**To be done**
Show, in full, each line of the data that contains "медицинскую".

**Data provided**
_ _ _ _
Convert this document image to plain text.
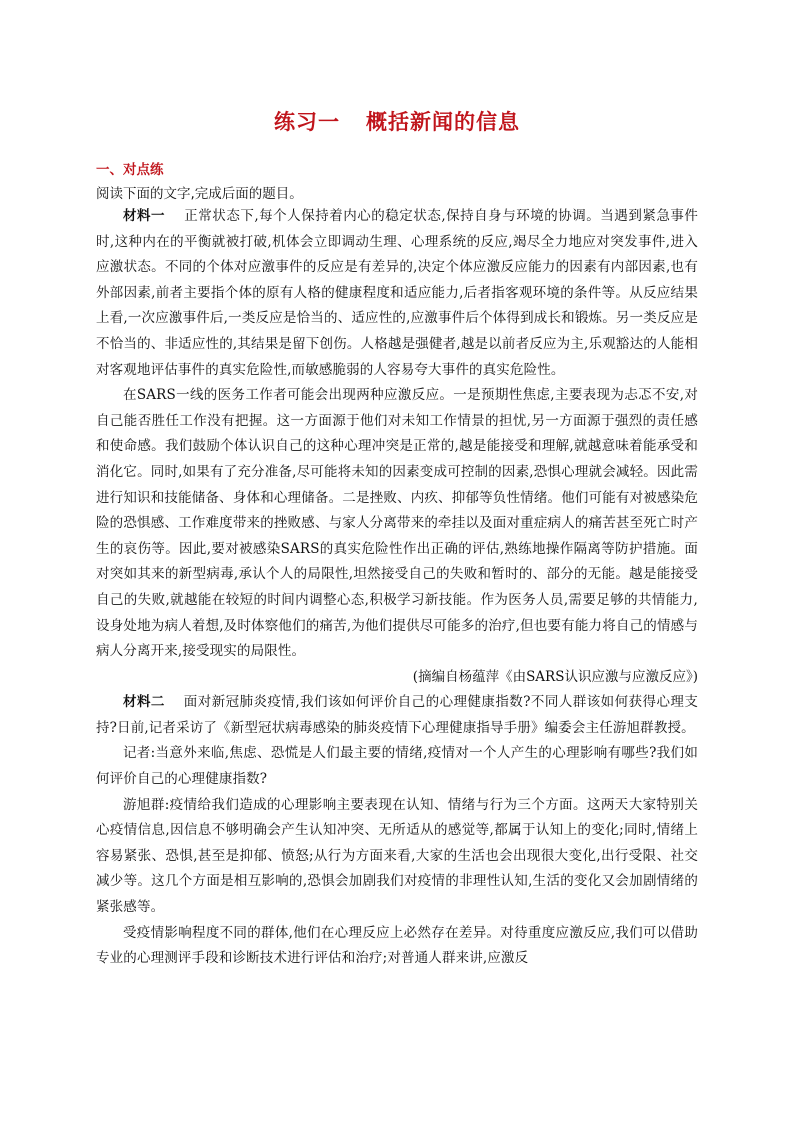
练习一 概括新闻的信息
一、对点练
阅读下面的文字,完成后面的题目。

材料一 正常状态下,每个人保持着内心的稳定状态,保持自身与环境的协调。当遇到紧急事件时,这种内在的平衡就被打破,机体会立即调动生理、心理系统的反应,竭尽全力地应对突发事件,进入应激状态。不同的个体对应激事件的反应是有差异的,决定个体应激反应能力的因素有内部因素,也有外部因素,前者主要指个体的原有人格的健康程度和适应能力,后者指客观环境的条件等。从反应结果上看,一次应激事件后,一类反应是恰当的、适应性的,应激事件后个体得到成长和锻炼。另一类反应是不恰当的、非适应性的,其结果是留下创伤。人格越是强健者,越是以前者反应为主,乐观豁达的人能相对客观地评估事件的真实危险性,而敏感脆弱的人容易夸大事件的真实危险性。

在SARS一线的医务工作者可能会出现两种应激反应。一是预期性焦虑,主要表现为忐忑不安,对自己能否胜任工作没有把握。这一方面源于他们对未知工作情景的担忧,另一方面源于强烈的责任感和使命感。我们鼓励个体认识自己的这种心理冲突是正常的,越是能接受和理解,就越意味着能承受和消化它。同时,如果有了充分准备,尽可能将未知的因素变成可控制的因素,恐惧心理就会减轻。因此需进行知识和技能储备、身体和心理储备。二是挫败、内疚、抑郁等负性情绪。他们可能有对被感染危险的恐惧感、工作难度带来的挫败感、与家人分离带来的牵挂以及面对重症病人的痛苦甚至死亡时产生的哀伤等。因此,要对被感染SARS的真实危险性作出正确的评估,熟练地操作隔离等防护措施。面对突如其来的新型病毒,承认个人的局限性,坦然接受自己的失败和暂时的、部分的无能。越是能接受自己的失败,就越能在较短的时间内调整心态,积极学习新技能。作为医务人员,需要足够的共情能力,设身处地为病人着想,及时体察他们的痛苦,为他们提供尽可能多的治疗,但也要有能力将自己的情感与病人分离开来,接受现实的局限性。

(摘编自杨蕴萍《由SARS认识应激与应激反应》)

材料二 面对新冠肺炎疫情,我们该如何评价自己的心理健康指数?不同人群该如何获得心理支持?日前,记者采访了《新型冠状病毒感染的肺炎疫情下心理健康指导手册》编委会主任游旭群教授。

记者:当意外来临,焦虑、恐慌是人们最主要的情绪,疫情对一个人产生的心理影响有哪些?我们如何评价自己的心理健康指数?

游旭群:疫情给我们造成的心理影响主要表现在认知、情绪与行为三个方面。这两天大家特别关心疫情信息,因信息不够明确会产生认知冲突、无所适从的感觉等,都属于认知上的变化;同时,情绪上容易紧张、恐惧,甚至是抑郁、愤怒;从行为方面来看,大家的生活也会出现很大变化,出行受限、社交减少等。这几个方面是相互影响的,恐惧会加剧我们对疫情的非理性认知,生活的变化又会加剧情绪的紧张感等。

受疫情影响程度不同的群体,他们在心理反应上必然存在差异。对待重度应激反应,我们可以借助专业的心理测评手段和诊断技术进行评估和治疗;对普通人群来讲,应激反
_ _ _ _
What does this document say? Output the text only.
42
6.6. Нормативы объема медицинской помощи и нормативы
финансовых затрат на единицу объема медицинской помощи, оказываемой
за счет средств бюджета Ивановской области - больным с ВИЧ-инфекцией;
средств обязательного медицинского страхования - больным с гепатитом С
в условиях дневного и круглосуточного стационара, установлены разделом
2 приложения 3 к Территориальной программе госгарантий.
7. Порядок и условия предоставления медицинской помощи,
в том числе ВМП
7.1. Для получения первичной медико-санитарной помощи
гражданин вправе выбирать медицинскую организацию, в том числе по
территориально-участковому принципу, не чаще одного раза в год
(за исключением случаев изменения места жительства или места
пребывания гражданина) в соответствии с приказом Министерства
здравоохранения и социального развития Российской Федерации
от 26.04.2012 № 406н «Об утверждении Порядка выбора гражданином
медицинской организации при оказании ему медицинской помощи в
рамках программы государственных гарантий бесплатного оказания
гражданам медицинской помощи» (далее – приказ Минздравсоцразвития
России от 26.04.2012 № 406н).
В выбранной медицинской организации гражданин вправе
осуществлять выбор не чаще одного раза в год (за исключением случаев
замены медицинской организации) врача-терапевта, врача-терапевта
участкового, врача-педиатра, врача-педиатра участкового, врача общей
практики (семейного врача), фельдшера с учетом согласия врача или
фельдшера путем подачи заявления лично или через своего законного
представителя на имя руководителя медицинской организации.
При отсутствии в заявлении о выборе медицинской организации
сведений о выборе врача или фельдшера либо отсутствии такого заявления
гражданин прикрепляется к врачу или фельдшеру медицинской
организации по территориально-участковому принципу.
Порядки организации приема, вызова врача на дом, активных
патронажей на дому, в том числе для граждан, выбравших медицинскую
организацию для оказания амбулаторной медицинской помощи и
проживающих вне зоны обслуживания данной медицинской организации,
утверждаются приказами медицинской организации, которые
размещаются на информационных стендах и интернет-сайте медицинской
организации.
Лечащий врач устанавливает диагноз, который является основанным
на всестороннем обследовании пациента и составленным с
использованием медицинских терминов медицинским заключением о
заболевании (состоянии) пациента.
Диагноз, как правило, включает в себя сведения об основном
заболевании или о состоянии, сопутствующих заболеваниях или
_ _ _ _
**Exercise solution**
гражданин вправе выбирать медицинскую организацию, в том числе по
патронажей на дому, в том числе для граждан, выбравших медицинскую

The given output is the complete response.